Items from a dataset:
— BEGIN —

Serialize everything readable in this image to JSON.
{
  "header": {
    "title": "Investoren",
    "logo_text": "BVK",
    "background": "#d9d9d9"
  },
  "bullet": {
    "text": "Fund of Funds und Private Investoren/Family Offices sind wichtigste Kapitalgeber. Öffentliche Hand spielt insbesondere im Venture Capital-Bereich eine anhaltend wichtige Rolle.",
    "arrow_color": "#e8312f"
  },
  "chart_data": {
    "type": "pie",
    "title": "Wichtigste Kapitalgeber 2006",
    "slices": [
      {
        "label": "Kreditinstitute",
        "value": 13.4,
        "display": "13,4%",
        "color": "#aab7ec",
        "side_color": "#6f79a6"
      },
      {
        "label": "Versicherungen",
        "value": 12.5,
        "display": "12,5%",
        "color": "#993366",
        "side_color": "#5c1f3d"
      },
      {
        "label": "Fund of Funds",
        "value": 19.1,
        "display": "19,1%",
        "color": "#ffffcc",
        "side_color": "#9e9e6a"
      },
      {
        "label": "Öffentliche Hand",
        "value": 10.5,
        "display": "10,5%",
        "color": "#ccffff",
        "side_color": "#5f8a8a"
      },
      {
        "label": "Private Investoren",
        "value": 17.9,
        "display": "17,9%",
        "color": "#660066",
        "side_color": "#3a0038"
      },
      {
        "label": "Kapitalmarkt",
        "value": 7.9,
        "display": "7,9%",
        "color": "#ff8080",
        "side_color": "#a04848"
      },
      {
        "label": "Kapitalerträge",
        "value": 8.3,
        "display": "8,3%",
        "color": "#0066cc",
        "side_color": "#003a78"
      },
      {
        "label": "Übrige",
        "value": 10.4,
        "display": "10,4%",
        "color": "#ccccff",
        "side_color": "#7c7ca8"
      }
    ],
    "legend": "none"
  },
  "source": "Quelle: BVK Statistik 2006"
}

— END —

● **What is needed**
State how many lines above include the word "Investoren", and nothing more.

● **Exercise answer**
3